Stored entries:

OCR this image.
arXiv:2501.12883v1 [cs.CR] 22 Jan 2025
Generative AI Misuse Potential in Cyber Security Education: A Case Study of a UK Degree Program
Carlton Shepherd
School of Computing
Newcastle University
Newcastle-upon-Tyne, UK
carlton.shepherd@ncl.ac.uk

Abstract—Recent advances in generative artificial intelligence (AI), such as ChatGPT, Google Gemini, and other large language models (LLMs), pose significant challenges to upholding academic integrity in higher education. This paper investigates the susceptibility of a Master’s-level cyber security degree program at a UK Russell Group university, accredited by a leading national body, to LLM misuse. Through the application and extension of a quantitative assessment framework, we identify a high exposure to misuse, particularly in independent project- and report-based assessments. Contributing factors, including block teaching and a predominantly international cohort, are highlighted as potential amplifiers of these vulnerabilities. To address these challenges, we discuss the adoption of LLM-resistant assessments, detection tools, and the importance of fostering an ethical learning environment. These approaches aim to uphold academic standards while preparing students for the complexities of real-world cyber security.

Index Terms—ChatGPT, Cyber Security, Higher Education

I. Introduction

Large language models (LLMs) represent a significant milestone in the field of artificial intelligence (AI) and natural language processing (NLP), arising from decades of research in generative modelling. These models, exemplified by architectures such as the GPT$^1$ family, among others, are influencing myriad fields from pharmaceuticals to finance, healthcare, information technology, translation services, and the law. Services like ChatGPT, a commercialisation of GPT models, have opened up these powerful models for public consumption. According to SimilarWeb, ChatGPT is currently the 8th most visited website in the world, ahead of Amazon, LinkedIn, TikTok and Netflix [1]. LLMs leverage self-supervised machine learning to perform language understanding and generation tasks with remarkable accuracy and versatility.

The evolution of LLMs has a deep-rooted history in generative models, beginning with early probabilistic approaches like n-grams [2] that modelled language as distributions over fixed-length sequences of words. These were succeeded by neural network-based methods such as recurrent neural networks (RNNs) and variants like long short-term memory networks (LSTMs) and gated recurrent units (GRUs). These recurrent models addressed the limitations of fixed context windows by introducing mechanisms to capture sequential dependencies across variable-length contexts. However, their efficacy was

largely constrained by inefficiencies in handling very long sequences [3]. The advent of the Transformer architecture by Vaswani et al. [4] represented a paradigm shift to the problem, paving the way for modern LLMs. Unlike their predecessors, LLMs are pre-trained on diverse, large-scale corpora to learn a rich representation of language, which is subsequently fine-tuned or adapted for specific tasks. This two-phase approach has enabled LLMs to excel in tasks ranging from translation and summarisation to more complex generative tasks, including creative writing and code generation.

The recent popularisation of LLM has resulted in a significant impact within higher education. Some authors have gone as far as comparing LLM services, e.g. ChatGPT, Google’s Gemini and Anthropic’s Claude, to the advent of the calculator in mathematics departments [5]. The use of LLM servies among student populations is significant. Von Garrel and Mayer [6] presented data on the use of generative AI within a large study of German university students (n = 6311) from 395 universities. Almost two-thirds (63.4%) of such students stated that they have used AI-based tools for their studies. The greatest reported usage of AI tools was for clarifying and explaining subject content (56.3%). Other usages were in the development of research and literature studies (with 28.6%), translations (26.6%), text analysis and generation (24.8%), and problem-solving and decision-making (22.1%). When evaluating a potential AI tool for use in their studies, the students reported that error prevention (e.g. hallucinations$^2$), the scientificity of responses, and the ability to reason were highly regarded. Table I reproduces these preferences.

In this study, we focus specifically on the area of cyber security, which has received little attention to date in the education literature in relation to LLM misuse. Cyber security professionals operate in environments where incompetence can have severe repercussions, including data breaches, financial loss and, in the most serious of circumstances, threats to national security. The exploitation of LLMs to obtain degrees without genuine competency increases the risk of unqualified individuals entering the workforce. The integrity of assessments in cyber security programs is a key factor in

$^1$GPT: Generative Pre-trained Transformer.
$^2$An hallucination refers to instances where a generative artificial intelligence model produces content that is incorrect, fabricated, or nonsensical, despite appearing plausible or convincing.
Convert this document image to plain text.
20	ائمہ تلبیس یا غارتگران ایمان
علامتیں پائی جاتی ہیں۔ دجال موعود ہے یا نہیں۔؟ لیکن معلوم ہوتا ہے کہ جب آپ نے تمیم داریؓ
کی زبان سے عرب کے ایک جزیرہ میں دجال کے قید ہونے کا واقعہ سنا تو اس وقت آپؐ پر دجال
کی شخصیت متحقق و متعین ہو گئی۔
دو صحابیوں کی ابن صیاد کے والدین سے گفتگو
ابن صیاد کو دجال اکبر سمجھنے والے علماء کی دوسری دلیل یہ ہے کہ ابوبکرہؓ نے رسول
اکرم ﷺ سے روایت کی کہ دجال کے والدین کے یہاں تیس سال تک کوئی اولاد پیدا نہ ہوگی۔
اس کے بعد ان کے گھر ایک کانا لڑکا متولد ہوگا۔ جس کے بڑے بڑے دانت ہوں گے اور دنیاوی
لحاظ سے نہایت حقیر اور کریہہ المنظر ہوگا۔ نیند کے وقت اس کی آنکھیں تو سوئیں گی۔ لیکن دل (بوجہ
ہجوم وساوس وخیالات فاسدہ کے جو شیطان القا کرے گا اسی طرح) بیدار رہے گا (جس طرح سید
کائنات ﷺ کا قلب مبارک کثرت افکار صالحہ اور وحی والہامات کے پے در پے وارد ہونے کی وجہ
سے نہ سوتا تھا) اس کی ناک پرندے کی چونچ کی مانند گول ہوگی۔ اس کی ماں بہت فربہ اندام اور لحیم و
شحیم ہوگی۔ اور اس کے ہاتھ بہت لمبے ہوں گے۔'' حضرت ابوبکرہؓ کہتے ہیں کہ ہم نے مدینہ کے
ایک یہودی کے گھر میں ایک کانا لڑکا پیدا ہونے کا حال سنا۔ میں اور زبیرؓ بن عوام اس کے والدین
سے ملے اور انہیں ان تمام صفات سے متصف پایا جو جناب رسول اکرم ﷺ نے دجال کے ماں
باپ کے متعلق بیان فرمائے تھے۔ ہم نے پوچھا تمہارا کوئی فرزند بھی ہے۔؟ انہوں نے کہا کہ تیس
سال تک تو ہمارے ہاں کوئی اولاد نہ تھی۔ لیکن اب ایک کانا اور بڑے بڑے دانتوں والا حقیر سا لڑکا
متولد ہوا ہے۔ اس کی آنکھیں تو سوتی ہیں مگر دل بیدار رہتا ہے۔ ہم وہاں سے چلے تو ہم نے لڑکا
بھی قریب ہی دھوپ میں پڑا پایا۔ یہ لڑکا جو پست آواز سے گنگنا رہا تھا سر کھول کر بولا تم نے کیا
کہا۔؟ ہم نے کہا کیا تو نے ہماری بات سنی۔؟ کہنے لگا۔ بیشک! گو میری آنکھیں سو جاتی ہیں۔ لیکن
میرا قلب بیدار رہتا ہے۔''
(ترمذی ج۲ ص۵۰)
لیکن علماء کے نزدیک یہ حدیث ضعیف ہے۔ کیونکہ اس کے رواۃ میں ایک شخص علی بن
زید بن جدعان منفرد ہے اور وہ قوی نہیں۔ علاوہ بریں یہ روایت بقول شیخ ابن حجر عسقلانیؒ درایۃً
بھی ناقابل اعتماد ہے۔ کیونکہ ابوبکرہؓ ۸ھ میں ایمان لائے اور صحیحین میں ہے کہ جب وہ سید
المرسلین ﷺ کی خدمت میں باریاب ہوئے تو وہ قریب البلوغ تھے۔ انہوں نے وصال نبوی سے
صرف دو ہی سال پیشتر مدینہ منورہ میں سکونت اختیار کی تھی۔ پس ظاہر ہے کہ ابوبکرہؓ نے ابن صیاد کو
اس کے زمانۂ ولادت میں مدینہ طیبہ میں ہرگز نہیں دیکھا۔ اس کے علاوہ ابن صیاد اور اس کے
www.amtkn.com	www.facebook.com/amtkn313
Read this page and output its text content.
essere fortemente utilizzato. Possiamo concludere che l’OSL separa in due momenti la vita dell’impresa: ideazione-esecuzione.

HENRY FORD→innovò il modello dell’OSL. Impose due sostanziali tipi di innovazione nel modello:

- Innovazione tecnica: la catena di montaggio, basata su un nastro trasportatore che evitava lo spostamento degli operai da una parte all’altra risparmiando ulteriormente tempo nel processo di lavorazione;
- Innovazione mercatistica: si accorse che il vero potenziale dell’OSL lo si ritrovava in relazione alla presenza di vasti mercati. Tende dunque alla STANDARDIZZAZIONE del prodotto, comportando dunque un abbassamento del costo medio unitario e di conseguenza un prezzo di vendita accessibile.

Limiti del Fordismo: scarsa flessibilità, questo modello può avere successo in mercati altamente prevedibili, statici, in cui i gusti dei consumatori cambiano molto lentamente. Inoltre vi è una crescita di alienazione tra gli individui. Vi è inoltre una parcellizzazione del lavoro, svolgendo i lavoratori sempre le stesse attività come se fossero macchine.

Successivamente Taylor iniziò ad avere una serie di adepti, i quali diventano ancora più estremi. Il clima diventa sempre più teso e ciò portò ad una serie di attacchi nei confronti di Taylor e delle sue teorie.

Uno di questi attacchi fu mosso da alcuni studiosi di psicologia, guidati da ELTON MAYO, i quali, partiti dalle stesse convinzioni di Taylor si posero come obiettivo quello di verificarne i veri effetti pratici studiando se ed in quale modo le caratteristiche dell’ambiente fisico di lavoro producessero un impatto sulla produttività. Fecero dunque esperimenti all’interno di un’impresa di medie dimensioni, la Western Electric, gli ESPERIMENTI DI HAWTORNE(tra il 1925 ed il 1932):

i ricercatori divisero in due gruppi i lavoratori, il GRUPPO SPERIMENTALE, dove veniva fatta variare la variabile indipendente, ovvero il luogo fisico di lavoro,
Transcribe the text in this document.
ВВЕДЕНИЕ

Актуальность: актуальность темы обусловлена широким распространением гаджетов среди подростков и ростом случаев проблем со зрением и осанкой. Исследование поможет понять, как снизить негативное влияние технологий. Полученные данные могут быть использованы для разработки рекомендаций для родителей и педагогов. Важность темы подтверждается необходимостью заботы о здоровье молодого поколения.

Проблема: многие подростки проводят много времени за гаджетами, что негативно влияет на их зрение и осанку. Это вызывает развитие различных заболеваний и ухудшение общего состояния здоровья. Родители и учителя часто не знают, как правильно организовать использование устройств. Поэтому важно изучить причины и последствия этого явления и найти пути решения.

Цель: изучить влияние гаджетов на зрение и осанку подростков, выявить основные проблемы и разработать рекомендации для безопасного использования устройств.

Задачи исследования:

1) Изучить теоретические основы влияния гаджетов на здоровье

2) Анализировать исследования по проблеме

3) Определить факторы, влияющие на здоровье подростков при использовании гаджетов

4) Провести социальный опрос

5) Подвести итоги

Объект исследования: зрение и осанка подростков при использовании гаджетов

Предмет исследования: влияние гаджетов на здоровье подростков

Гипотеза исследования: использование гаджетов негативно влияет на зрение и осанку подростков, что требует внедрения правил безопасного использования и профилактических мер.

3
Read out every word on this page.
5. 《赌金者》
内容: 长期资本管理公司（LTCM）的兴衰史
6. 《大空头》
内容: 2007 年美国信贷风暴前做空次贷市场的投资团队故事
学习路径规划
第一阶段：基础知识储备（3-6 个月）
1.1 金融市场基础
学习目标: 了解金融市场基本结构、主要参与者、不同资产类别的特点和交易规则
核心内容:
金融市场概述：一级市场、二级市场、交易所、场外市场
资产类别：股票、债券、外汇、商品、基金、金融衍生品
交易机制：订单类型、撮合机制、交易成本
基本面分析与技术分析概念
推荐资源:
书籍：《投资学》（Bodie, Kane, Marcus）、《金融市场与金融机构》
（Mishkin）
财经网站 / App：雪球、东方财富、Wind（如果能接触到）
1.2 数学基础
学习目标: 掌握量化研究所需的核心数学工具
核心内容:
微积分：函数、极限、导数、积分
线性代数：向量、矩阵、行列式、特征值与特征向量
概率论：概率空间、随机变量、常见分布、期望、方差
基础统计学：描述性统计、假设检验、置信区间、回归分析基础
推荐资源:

▶ AIM: For each line above that contains the word "modello", copy that line.

▶ IN RESPONSE:
HENRY FORD→innovò il modello dell’OSL. Impose due sostanziali tipi di innovazione nel modello:
Limiti del Fordismo: scarsa flessibilità, questo modello può avere successo in mercati altamente prevedibili, statici, in cui i gusti dei consumatori cambiano molto lentamente. Inoltre vi è una crescita di alienazione tra gli individui. Vi è inoltre una parcellizzazione del lavoro, svolgendo i lavoratori sempre le stesse attività come se fossero macchine.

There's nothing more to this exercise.